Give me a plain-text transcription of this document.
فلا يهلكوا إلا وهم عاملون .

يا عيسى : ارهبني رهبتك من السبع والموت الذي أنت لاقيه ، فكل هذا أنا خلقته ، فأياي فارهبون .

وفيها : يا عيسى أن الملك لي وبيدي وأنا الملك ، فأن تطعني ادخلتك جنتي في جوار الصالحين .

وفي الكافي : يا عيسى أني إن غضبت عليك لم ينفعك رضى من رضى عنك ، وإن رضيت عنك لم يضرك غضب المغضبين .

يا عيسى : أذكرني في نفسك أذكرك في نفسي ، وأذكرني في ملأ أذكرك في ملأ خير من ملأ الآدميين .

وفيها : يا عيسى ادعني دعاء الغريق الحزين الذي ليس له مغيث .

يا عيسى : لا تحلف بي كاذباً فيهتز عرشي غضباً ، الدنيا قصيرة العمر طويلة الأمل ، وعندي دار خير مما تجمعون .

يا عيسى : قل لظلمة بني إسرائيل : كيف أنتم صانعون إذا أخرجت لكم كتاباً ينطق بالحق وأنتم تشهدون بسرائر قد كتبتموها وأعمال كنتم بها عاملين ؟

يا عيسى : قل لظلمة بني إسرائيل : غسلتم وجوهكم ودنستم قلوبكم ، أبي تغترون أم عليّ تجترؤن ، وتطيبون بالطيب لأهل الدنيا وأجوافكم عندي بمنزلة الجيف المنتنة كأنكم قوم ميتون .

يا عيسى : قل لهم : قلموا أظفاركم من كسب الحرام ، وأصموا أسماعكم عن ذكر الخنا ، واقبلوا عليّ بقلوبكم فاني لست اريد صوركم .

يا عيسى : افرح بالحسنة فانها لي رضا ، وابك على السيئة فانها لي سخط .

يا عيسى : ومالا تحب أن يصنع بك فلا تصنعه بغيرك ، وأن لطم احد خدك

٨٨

=-=-=

▸ **PROBLEM REQUIREMENTS**: Write out each line of the data above again, exactly as given.

▸ **OUTPUT OF THE TASK**:
Give me a plain-text transcription of this document.
فلا يهلكوا إلا وهم عاملون .

يا عيسى : ارهبني رهبتك من السبع والموت الذي أنت لاقيه ، فكل هذا أنا خلقته ، فأياي فارهبون .

وفيها : يا عيسى أن الملك لي وبيدي وأنا الملك ، فأن تطعني ادخلتك جنتي في جوار الصالحين .

وفي الكافي : يا عيسى أني إن غضبت عليك لم ينفعك رضى من رضى عنك ، وإن رضيت عنك لم يضرك غضب المغضبين .

يا عيسى : أذكرني في نفسك أذكرك في نفسي ، وأذكرني في ملأ أذكرك في ملأ خير من ملأ الآدميين .

وفيها : يا عيسى ادعني دعاء الغريق الحزين الذي ليس له مغيث .

يا عيسى : لا تحلف بي كاذباً فيهتز عرشي غضباً ، الدنيا قصيرة العمر طويلة الأمل ، وعندي دار خير مما تجمعون .

يا عيسى : قل لظلمة بني إسرائيل : كيف أنتم صانعون إذا أخرجت لكم كتاباً ينطق بالحق وأنتم تشهدون بسرائر قد كتبتموها وأعمال كنتم بها عاملين ؟

يا عيسى : قل لظلمة بني إسرائيل : غسلتم وجوهكم ودنستم قلوبكم ، أبي تغترون أم عليّ تجترؤن ، وتطيبون بالطيب لأهل الدنيا وأجوافكم عندي بمنزلة الجيف المنتنة كأنكم قوم ميتون .

يا عيسى : قل لهم : قلموا أظفاركم من كسب الحرام ، وأصموا أسماعكم عن ذكر الخنا ، واقبلوا عليّ بقلوبكم فاني لست اريد صوركم .

يا عيسى : افرح بالحسنة فانها لي رضا ، وابك على السيئة فانها لي سخط .

يا عيسى : ومالا تحب أن يصنع بك فلا تصنعه بغيرك ، وأن لطم احد خدك

٨٨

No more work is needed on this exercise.